**What is asked**.
Pictures do not belong in the copy; restate the records below word for word.

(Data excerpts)
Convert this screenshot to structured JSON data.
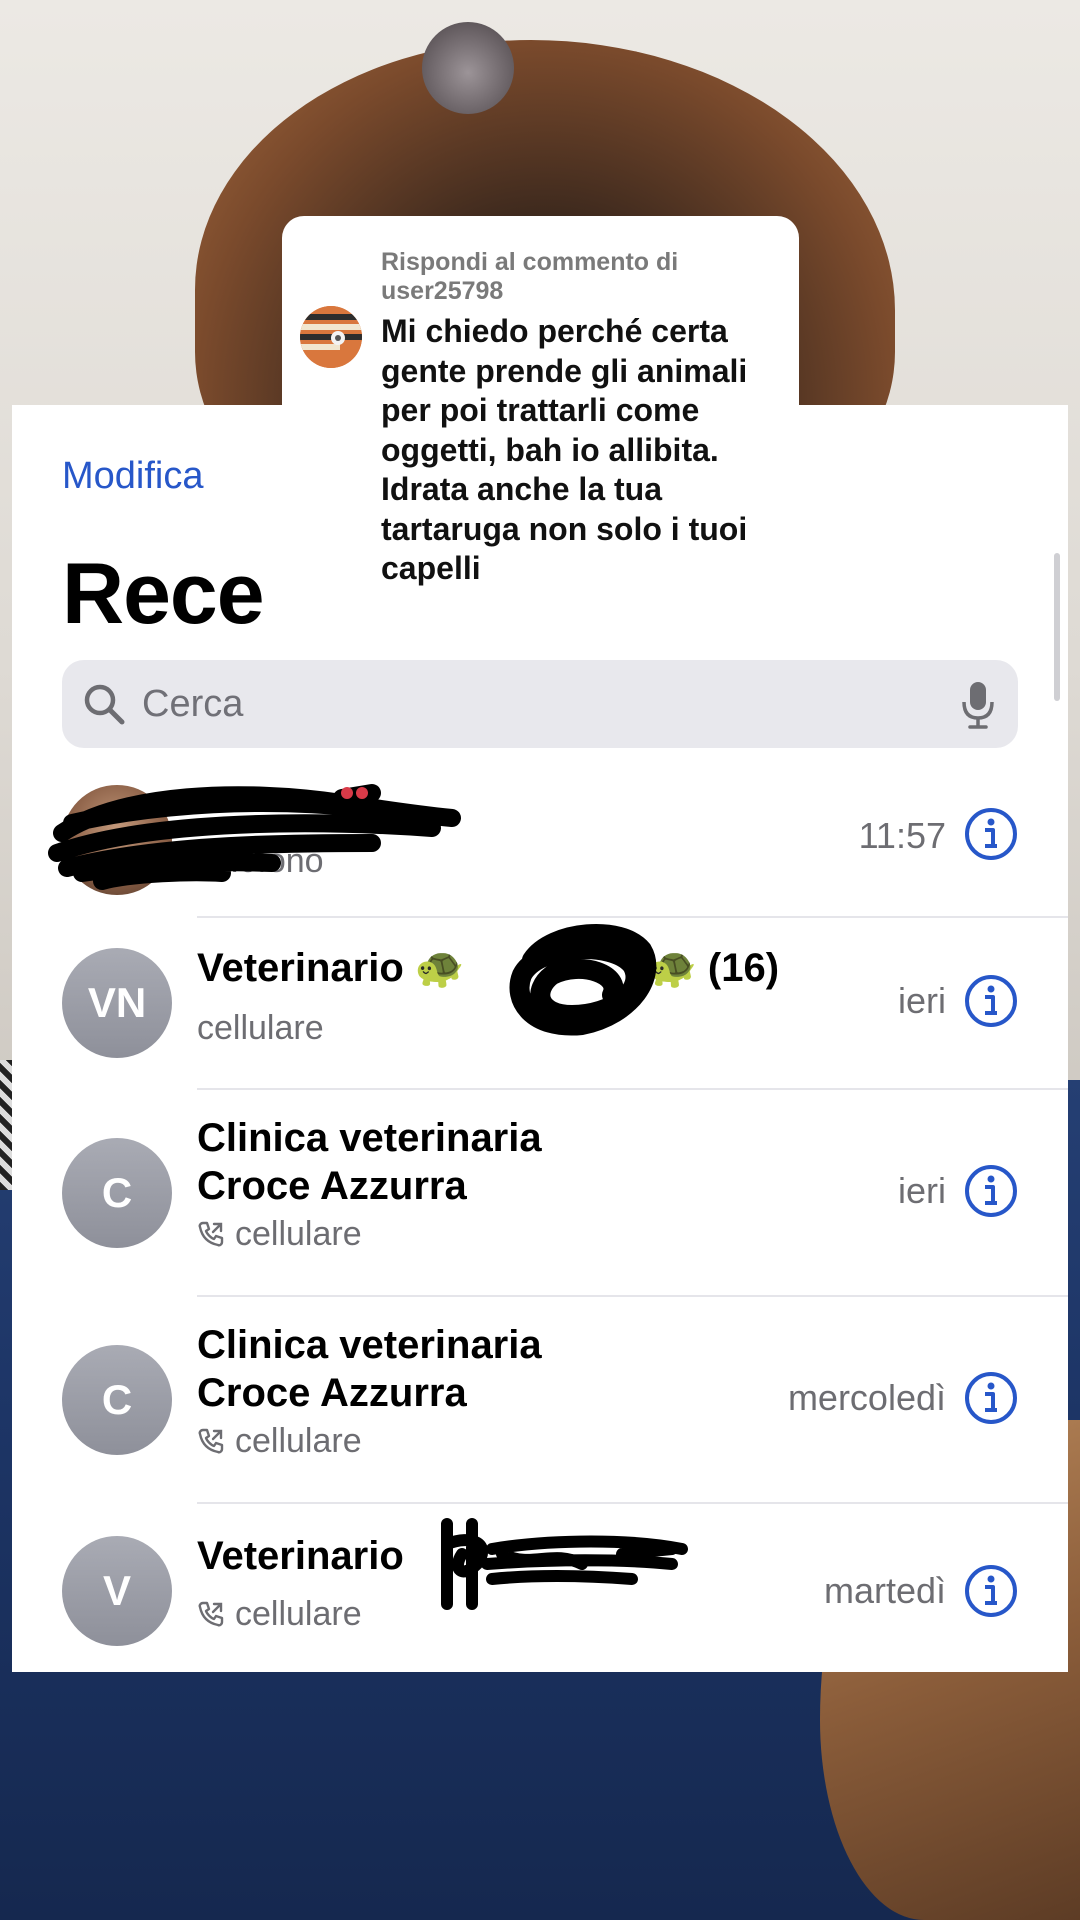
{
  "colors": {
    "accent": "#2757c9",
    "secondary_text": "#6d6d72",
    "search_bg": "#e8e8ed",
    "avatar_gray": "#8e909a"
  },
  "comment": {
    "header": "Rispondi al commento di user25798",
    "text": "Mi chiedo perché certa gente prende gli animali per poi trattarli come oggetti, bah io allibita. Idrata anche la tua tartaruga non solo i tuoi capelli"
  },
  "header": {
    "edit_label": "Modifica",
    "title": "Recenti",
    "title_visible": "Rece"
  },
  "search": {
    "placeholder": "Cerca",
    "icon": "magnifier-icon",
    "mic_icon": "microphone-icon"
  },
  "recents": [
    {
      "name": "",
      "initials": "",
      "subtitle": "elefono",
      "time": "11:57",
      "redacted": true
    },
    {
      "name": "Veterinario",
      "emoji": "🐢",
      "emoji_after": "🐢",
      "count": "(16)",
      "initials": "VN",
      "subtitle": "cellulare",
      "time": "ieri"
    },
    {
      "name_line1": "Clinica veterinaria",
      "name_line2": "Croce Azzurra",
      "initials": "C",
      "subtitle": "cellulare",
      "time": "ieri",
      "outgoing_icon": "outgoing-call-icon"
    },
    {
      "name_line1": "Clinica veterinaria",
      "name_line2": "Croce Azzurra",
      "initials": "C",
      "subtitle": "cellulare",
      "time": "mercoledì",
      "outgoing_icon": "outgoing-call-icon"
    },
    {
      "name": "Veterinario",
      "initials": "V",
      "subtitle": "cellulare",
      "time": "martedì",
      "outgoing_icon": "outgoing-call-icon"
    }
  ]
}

**Final result**.
Convert this screenshot to structured JSON data.
{
  "colors": {
    "accent": "#2757c9",
    "secondary_text": "#6d6d72",
    "search_bg": "#e8e8ed",
    "avatar_gray": "#8e909a"
  },
  "comment": {
    "header": "Rispondi al commento di user25798",
    "text": "Mi chiedo perché certa gente prende gli animali per poi trattarli come oggetti, bah io allibita. Idrata anche la tua tartaruga non solo i tuoi capelli"
  },
  "header": {
    "edit_label": "Modifica",
    "title": "Recenti",
    "title_visible": "Rece"
  },
  "search": {
    "placeholder": "Cerca",
    "icon": "magnifier-icon",
    "mic_icon": "microphone-icon"
  },
  "recents": [
    {
      "name": "",
      "initials": "",
      "subtitle": "elefono",
      "time": "11:57",
      "redacted": true
    },
    {
      "name": "Veterinario",
      "emoji": "🐢",
      "emoji_after": "🐢",
      "count": "(16)",
      "initials": "VN",
      "subtitle": "cellulare",
      "time": "ieri"
    },
    {
      "name_line1": "Clinica veterinaria",
      "name_line2": "Croce Azzurra",
      "initials": "C",
      "subtitle": "cellulare",
      "time": "ieri",
      "outgoing_icon": "outgoing-call-icon"
    },
    {
      "name_line1": "Clinica veterinaria",
      "name_line2": "Croce Azzurra",
      "initials": "C",
      "subtitle": "cellulare",
      "time": "mercoledì",
      "outgoing_icon": "outgoing-call-icon"
    },
    {
      "name": "Veterinario",
      "initials": "V",
      "subtitle": "cellulare",
      "time": "martedì",
      "outgoing_icon": "outgoing-call-icon"
    }
  ]
}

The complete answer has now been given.